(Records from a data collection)
────────
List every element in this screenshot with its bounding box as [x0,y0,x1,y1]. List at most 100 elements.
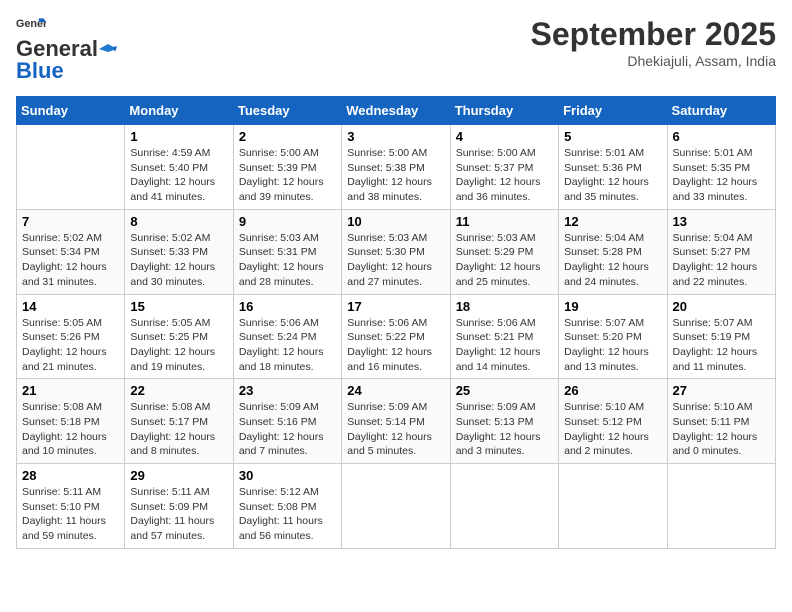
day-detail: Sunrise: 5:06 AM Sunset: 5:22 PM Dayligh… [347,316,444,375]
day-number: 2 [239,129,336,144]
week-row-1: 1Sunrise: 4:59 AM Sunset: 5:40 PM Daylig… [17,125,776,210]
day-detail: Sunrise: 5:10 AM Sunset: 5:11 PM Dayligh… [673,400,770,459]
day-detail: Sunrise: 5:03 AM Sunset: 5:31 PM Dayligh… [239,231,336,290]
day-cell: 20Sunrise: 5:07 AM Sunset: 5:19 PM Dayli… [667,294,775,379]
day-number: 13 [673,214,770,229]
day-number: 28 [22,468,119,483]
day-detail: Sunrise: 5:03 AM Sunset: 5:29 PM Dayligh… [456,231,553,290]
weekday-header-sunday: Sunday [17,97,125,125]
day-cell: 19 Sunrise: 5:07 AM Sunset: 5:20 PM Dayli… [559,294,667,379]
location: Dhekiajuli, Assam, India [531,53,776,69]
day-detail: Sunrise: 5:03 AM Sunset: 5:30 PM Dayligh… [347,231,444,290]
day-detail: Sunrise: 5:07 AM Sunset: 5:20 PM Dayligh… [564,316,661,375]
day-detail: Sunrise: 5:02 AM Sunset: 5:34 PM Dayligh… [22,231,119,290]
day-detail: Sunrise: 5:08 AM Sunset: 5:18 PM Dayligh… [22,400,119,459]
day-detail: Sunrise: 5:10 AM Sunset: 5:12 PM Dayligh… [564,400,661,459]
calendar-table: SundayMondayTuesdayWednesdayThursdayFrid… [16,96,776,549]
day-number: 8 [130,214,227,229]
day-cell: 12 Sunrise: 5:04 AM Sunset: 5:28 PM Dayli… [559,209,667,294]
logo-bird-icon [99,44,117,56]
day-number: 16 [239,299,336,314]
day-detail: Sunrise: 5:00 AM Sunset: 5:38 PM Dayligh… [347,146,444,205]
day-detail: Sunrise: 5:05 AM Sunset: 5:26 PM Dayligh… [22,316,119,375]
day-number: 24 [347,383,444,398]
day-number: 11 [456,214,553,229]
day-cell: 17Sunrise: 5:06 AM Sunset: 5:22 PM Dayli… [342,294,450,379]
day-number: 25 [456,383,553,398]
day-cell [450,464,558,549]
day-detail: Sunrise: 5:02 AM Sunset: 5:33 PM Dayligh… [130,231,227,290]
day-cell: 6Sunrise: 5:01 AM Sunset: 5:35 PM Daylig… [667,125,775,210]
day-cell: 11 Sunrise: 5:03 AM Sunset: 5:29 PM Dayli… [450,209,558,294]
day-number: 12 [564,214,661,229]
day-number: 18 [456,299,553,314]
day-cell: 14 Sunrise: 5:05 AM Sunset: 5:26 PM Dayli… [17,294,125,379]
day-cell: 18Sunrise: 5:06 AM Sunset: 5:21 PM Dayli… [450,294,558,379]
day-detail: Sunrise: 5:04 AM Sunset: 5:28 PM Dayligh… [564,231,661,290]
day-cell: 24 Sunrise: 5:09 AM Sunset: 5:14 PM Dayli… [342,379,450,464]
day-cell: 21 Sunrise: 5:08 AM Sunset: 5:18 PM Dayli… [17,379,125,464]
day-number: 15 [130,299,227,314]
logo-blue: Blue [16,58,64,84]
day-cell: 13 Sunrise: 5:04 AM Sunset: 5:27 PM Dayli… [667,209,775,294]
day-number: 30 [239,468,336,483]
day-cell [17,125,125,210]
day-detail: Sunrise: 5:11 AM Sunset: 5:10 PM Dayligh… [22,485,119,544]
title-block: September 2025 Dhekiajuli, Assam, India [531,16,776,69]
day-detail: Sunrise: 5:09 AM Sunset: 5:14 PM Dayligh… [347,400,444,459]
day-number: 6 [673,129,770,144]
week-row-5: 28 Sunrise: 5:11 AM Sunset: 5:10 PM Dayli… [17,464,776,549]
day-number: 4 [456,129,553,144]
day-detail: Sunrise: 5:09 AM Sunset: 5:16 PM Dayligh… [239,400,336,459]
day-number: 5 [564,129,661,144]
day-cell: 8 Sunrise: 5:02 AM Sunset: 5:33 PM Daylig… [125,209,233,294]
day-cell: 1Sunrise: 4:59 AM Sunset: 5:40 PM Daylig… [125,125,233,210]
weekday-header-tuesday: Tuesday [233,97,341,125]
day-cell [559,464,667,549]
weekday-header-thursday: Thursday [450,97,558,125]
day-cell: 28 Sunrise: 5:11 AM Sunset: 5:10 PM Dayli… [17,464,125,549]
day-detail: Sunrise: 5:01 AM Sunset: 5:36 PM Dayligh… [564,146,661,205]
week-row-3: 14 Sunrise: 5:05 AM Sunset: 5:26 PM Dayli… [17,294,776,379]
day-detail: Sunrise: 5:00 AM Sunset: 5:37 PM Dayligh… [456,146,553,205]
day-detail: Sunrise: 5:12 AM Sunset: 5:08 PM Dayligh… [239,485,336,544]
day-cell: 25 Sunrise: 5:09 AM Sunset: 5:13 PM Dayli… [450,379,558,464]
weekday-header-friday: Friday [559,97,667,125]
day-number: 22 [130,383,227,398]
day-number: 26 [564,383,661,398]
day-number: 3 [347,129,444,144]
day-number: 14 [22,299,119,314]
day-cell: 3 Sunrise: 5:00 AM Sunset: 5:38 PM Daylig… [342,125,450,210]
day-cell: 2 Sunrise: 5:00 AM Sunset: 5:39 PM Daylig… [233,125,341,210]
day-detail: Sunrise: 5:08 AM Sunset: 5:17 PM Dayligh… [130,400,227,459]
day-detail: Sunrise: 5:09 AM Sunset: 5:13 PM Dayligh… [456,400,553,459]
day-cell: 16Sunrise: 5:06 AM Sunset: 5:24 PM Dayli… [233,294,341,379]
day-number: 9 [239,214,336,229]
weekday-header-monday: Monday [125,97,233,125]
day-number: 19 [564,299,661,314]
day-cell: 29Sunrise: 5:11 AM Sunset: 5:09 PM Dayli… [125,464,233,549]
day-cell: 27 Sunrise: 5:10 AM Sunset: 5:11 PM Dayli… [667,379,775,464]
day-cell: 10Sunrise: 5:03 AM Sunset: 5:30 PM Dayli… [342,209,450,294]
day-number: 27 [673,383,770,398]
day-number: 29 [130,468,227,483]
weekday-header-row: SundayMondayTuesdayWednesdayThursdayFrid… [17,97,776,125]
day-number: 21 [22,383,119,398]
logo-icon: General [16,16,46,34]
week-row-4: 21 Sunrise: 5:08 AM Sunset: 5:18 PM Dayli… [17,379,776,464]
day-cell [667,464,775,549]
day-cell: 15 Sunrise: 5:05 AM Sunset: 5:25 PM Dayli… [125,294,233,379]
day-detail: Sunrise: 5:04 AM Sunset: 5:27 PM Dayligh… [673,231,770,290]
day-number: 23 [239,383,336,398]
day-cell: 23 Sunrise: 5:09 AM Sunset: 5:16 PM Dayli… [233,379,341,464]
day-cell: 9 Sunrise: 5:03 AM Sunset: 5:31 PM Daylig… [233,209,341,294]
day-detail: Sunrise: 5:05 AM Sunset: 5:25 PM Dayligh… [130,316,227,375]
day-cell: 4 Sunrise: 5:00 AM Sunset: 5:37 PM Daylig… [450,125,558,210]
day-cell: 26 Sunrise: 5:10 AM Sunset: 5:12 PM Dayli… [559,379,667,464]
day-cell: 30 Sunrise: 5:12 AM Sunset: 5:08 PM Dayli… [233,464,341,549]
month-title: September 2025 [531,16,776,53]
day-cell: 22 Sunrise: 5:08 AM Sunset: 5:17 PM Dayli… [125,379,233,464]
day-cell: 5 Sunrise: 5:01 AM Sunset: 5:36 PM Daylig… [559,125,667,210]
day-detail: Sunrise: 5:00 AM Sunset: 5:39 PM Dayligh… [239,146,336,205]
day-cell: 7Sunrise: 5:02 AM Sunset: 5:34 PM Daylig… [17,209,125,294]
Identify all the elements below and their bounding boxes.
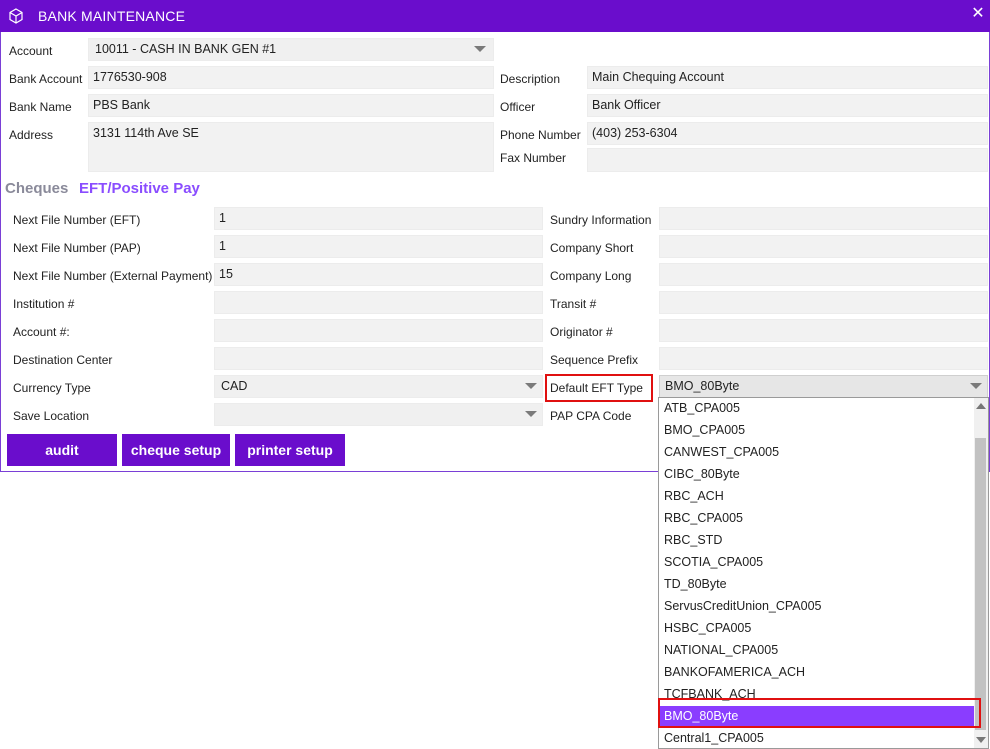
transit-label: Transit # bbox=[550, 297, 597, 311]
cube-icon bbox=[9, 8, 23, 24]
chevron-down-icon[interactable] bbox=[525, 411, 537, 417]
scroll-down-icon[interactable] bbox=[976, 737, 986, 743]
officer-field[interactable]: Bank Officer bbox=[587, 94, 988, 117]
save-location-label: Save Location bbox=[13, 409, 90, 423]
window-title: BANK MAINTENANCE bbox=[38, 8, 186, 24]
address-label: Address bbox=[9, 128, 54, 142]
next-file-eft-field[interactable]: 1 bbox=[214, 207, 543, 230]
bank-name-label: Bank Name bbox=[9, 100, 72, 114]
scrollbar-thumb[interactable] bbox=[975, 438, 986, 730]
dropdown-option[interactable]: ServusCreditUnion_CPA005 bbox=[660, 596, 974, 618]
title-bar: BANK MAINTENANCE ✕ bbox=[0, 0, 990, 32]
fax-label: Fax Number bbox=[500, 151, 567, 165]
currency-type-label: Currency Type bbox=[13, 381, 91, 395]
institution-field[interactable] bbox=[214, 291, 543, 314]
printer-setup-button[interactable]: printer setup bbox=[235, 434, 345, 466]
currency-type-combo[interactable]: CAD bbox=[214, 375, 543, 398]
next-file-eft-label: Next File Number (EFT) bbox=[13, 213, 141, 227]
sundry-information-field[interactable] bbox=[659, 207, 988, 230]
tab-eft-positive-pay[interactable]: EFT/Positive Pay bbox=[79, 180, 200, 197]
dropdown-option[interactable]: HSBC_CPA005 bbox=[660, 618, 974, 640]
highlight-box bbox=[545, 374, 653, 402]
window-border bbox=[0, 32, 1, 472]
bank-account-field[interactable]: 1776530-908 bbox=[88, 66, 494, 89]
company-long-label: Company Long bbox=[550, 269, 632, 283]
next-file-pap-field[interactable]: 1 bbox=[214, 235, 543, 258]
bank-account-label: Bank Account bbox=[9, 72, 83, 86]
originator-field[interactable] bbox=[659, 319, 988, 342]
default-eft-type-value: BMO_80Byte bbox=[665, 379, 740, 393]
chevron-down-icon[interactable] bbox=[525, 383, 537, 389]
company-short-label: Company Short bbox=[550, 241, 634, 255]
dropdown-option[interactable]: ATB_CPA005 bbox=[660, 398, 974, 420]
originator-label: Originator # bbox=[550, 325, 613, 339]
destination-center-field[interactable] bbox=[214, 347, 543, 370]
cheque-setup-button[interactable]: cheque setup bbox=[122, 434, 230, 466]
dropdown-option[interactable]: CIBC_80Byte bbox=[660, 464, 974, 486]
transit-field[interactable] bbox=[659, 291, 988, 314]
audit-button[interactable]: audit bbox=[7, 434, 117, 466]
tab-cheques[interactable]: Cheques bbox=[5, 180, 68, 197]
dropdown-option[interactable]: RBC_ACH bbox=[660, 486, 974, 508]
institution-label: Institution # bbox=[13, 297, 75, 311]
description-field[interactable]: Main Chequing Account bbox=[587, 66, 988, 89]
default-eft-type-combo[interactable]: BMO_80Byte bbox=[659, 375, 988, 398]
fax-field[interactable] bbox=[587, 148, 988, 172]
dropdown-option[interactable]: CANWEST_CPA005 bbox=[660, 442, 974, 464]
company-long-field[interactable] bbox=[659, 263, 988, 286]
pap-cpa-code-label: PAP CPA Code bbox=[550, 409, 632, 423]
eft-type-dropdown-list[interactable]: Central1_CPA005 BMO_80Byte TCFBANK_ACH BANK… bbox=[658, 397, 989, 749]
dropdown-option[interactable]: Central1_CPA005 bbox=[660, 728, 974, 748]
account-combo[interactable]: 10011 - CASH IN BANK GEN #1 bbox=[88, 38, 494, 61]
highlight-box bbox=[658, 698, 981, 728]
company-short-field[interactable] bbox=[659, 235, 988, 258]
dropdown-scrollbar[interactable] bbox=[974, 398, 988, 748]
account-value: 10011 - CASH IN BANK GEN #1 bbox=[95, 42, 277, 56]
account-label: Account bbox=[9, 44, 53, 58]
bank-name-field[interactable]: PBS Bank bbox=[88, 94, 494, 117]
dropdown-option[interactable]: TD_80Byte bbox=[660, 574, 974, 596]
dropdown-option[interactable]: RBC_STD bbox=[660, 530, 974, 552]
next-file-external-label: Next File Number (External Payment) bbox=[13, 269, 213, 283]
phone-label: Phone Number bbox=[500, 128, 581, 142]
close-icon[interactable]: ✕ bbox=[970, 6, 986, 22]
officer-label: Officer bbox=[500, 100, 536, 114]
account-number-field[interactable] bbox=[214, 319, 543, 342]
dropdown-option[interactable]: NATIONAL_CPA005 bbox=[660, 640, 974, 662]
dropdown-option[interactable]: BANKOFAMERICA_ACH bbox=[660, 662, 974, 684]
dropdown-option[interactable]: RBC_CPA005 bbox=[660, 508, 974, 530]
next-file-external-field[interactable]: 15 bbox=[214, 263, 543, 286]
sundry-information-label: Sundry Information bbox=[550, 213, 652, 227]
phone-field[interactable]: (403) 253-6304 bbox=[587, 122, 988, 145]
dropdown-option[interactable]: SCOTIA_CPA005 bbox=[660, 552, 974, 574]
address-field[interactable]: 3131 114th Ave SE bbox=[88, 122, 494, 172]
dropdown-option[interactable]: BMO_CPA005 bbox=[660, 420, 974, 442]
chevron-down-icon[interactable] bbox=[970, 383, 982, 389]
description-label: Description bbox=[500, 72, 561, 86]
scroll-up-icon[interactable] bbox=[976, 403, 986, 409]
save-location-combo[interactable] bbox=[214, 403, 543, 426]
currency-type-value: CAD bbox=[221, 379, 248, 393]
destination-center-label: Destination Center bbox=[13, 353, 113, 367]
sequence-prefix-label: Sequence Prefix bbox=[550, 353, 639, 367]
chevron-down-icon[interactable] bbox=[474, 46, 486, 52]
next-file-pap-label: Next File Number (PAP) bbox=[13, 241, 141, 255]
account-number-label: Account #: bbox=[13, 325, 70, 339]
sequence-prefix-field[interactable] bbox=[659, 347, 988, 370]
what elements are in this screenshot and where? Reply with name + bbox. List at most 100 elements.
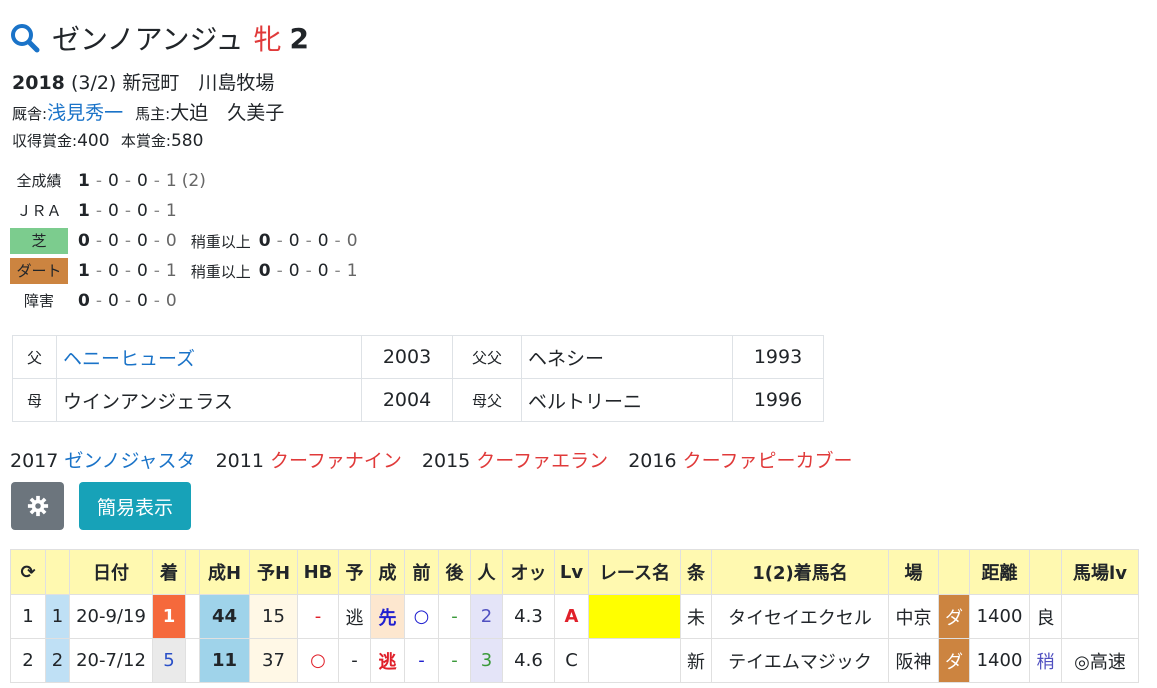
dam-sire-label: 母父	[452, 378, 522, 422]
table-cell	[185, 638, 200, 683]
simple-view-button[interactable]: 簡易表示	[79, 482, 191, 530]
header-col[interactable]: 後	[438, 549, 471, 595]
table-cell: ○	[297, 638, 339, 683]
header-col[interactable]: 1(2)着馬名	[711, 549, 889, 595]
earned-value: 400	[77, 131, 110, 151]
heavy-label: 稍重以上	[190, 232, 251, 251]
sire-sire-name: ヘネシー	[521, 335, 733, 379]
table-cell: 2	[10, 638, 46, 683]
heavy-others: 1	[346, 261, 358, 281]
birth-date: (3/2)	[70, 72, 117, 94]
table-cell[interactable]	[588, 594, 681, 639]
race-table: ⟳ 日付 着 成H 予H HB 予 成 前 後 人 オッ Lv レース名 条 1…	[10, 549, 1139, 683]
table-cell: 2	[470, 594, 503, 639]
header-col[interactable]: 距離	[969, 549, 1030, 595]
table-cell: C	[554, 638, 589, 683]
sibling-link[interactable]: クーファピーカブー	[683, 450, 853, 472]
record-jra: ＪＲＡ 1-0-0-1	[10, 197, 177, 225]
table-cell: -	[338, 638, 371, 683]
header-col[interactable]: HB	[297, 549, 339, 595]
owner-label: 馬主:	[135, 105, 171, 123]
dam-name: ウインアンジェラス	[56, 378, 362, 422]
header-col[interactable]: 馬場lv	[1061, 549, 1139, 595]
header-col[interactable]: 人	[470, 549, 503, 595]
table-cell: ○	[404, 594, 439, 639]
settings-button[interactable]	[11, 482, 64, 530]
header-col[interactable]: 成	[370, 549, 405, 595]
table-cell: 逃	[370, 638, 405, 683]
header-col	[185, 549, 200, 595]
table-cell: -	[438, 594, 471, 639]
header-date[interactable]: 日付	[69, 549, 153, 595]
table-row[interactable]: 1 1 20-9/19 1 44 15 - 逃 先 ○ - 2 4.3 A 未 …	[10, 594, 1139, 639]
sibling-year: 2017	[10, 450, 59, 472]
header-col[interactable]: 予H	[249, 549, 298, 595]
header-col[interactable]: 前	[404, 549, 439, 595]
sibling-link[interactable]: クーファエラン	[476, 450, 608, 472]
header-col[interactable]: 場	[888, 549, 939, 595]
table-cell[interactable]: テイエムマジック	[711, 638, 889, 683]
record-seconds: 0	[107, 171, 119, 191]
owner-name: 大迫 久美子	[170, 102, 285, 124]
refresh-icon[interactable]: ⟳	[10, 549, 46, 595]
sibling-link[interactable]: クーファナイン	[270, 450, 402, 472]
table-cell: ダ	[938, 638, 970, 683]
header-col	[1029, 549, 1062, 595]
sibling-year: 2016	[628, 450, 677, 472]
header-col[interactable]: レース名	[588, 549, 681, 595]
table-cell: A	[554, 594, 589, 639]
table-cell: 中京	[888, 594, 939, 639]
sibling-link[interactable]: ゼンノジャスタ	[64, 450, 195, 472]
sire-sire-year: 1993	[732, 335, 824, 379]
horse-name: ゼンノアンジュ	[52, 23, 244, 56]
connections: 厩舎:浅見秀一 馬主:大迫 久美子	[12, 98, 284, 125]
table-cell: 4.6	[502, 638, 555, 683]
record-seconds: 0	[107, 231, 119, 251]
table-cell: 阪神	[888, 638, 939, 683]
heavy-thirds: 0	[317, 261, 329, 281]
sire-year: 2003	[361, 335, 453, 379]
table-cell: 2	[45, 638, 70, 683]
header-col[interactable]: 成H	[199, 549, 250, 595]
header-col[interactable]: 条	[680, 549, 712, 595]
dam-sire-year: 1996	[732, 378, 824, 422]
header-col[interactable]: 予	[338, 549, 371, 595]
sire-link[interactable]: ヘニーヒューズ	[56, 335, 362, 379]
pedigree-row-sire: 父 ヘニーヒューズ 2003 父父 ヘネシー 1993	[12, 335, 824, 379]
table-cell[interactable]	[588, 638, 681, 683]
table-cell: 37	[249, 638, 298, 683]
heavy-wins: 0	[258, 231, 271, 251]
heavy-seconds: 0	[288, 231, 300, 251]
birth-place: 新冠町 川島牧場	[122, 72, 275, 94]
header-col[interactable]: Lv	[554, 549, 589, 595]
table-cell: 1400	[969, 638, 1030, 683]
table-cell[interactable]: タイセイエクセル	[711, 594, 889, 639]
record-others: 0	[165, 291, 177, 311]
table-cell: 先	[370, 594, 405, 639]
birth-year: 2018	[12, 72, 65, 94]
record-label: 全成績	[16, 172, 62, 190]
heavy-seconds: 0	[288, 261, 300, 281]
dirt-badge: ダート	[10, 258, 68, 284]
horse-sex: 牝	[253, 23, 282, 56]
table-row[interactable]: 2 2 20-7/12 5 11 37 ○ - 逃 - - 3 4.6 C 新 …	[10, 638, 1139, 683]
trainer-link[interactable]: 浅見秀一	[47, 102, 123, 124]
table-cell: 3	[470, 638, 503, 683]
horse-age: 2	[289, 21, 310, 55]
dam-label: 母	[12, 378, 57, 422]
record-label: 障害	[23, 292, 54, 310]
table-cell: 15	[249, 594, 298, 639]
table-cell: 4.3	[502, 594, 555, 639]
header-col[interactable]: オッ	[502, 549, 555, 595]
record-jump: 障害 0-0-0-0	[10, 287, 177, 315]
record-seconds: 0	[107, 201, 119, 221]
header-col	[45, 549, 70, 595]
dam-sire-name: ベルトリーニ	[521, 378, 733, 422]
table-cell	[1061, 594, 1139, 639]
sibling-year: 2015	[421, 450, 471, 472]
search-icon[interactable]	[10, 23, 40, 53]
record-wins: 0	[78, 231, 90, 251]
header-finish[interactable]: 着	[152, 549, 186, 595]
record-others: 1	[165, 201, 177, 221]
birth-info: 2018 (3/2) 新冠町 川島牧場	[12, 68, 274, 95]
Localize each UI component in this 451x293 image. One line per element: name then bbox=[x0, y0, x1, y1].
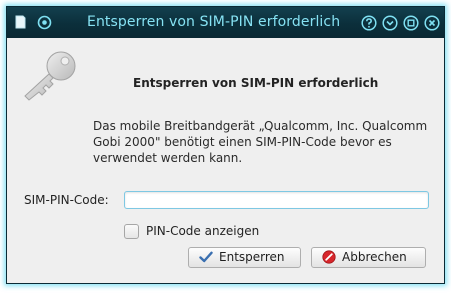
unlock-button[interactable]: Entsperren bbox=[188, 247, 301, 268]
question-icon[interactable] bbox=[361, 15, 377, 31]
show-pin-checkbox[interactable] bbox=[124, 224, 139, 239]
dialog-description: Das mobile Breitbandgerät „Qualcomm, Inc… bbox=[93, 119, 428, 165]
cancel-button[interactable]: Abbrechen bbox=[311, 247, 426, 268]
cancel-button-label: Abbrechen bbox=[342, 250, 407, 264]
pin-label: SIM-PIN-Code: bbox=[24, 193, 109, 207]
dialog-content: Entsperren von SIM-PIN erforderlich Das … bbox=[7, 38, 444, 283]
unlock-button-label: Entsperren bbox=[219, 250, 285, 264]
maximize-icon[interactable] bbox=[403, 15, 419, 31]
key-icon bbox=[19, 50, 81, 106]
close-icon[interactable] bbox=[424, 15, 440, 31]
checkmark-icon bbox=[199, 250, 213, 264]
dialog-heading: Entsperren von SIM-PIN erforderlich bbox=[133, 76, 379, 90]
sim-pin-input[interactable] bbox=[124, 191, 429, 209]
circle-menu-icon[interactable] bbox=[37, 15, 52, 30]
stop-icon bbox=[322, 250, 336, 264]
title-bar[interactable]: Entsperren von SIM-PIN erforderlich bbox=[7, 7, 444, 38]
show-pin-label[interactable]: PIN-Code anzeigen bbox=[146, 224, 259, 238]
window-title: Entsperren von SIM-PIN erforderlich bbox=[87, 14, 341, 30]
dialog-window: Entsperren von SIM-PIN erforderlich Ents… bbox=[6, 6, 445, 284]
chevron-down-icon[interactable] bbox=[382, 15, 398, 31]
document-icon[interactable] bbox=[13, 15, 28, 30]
────────
Reproduce, character for character, the lines of the data beginning with the line that contains "247, 301, 268]" and continuing through the line that contains "unlock-button-label: Entsperren bbox=[219, 250, 285, 264]", including both of those lines.

unlock-button[interactable]: Entsperren bbox=[188, 247, 301, 268]
question-icon[interactable] bbox=[361, 15, 377, 31]
show-pin-checkbox[interactable] bbox=[124, 224, 139, 239]
dialog-description: Das mobile Breitbandgerät „Qualcomm, Inc… bbox=[93, 119, 428, 165]
cancel-button[interactable]: Abbrechen bbox=[311, 247, 426, 268]
cancel-button-label: Abbrechen bbox=[342, 250, 407, 264]
pin-label: SIM-PIN-Code: bbox=[24, 193, 109, 207]
dialog-content: Entsperren von SIM-PIN erforderlich Das … bbox=[7, 38, 444, 283]
unlock-button-label: Entsperren bbox=[219, 250, 285, 264]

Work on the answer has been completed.